--- start of MATERIAL PROVIDED ---
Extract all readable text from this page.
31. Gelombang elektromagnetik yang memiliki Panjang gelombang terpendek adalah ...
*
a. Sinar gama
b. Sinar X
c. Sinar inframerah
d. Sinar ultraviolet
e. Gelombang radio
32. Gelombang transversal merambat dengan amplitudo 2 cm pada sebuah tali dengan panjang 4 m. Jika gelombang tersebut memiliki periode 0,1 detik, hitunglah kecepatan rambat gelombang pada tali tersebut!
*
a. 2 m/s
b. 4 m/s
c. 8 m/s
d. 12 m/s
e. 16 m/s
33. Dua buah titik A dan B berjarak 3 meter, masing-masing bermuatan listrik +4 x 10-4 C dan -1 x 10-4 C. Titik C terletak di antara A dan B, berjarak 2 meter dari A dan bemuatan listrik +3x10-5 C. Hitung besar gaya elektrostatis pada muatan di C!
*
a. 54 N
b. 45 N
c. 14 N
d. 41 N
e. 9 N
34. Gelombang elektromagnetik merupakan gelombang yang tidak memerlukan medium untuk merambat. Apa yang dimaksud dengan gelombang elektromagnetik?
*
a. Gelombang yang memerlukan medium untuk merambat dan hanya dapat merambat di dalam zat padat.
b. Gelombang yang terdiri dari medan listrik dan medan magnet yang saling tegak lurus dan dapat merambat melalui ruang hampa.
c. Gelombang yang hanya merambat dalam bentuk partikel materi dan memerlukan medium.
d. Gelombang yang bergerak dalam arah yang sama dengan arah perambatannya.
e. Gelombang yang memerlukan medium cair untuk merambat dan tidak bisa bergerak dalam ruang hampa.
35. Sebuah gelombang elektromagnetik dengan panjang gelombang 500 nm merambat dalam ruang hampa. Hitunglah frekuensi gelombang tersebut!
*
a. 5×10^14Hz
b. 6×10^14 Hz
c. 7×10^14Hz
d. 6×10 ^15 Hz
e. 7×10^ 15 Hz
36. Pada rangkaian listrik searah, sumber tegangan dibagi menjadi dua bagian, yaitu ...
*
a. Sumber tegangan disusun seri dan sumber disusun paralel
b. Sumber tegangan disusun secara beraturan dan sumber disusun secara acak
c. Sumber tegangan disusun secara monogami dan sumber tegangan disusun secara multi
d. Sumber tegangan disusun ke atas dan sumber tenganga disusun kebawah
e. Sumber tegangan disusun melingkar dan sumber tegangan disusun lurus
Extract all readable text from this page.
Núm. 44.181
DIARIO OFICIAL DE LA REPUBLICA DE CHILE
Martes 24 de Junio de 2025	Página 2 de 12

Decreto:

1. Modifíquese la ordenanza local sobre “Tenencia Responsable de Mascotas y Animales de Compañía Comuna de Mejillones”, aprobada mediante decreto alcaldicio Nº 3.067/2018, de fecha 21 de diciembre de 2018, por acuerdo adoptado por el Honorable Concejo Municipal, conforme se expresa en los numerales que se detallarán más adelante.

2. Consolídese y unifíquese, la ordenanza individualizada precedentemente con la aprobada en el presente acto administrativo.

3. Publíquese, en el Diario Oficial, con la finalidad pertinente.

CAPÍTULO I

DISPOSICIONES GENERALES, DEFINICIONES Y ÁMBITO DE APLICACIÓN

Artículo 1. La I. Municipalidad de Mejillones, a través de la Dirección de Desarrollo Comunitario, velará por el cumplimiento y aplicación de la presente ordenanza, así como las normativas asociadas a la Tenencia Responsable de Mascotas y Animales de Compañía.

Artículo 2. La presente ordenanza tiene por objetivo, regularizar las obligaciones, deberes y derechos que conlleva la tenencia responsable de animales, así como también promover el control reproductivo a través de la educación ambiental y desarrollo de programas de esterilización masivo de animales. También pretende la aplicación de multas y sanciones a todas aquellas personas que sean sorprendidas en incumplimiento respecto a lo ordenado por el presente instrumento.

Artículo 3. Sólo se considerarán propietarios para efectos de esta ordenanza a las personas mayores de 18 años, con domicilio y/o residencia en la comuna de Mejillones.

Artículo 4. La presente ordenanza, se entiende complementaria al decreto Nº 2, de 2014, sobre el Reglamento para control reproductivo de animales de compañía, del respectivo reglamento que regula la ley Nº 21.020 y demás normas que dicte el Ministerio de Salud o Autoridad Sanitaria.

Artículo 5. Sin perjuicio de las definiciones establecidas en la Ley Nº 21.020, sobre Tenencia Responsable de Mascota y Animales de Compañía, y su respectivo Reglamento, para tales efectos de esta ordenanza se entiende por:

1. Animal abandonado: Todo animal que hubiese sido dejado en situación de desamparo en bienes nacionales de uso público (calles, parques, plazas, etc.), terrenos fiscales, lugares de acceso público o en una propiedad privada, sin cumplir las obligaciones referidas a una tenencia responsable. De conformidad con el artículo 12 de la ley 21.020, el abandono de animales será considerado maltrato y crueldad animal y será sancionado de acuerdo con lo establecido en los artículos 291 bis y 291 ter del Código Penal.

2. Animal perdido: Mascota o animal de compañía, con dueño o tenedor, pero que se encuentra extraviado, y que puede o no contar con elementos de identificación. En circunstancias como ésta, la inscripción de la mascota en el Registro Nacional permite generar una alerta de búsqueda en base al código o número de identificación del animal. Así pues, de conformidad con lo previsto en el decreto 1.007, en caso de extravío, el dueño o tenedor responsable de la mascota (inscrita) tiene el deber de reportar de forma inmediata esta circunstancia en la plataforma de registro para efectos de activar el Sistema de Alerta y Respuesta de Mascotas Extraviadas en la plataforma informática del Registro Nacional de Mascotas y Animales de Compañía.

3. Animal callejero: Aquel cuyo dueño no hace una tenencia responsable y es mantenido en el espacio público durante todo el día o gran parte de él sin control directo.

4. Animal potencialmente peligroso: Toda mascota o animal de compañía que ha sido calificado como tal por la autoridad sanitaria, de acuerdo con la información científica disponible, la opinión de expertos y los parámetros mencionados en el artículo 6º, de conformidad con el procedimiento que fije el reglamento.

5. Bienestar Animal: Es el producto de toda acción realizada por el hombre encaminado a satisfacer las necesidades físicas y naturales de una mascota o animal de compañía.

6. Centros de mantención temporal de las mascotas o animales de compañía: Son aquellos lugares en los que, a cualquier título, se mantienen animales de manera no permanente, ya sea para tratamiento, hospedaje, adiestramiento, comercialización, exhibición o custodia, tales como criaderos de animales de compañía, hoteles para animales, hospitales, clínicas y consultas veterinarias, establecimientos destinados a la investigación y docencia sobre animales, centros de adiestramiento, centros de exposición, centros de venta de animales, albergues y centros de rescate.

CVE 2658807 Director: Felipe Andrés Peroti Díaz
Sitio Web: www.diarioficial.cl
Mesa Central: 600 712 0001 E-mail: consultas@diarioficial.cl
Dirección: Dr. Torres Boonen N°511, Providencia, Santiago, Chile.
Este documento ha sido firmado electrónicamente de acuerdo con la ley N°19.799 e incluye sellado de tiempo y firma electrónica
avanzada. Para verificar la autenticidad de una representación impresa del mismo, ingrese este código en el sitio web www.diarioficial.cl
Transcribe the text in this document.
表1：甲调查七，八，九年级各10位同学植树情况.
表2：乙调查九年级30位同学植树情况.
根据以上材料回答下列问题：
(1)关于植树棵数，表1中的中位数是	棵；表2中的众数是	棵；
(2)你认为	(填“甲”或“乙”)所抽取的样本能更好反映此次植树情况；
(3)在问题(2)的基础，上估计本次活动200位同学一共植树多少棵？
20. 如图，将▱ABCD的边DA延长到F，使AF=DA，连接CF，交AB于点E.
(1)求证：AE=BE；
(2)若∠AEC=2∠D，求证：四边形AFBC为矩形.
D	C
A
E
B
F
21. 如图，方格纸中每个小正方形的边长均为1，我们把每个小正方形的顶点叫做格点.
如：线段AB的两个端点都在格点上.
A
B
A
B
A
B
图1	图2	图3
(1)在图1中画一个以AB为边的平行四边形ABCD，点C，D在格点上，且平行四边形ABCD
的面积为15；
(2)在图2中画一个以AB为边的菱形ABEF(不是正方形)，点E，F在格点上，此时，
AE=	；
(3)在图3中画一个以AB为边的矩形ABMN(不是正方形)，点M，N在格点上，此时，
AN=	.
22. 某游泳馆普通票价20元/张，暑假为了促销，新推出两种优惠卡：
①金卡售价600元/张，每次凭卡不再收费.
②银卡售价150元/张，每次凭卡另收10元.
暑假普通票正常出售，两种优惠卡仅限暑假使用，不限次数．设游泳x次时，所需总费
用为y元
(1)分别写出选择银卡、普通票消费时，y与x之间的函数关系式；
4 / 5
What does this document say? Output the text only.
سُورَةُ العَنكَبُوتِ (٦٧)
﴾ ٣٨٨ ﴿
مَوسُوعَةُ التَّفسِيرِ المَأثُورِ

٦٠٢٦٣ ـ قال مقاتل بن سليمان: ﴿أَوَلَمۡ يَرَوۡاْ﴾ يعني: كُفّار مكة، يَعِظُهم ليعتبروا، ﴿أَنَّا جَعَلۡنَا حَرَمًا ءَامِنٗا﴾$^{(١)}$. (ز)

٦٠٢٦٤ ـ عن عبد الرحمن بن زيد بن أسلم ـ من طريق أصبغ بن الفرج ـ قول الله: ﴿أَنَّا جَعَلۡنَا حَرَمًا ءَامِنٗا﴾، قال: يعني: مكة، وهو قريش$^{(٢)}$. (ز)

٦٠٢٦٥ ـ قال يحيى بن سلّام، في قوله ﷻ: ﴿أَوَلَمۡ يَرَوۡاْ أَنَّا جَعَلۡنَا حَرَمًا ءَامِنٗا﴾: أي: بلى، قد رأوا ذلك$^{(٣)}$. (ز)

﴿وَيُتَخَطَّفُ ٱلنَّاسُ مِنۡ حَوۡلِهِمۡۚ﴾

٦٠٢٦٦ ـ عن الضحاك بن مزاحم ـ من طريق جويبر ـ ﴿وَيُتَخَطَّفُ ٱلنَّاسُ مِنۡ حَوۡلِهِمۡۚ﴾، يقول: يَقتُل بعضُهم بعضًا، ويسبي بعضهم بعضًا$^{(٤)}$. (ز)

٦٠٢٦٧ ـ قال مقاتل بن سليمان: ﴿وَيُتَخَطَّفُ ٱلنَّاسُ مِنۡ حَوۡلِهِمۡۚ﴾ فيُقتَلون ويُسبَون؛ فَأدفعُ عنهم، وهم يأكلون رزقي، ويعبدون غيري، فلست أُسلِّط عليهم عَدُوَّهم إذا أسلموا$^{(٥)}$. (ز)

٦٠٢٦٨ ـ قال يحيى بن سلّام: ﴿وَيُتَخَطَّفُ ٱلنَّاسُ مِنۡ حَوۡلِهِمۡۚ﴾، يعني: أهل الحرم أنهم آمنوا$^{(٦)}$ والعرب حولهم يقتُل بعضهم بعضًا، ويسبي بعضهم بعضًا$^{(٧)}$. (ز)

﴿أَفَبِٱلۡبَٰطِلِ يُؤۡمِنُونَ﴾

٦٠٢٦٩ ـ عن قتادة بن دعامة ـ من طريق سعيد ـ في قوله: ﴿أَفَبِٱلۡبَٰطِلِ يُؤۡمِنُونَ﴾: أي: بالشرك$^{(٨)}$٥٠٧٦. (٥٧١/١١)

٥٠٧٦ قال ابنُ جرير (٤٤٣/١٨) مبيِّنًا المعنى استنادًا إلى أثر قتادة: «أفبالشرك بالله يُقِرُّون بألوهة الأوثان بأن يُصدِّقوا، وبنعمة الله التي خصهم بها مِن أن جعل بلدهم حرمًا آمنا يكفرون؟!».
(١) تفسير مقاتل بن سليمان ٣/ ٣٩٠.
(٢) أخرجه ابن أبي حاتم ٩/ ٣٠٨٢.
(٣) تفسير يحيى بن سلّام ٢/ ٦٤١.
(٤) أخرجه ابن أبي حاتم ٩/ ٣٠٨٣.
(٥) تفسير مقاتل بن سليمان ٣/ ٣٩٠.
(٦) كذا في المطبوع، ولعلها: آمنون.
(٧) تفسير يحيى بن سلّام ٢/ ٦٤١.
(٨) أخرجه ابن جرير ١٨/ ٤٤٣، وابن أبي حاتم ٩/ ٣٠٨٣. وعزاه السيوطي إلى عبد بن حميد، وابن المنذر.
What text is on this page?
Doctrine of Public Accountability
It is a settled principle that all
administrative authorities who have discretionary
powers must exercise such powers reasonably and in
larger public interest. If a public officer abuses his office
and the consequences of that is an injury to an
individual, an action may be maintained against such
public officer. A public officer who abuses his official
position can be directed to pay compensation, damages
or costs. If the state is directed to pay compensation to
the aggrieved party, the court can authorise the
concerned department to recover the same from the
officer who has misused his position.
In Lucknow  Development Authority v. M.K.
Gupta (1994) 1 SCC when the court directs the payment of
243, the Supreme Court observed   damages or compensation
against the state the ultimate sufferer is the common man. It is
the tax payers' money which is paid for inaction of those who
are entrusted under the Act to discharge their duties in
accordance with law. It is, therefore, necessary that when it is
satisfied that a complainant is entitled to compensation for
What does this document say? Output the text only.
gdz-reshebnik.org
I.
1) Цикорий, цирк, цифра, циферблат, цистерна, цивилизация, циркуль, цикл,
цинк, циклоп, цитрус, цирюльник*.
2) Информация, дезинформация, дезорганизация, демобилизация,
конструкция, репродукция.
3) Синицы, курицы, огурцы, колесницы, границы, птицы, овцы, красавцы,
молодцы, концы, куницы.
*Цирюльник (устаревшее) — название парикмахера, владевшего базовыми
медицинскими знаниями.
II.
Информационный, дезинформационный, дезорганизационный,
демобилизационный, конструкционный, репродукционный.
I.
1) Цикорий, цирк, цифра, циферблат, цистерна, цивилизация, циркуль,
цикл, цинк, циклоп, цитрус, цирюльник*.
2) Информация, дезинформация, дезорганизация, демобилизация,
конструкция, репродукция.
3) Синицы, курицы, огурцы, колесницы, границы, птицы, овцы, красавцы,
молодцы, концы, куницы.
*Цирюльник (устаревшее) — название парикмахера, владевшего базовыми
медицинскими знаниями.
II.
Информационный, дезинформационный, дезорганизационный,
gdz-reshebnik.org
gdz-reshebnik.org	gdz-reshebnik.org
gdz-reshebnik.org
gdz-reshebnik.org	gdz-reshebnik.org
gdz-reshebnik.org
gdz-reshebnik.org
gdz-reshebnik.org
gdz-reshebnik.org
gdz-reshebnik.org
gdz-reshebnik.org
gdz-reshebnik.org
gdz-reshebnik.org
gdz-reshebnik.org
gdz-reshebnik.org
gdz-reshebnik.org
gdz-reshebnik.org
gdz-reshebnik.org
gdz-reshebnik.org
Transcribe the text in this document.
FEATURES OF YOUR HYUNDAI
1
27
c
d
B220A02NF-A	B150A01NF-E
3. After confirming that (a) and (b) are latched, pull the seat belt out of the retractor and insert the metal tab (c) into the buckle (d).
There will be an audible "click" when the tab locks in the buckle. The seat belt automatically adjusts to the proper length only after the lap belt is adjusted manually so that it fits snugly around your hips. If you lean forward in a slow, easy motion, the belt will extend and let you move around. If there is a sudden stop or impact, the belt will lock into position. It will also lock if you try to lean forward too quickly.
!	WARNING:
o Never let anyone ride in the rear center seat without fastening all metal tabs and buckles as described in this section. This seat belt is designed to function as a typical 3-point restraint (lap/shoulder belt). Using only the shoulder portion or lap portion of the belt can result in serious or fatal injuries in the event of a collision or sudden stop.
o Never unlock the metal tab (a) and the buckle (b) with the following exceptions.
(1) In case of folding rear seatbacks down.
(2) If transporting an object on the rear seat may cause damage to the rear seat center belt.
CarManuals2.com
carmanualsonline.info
--- end of MATERIAL PROVIDED ---
■ **GIVEN INSTRUCTION**:
Determine how many lines of the listing above hold the word "disusun". Report that number without anything else.

■ **WORKED SOLUTION**:
5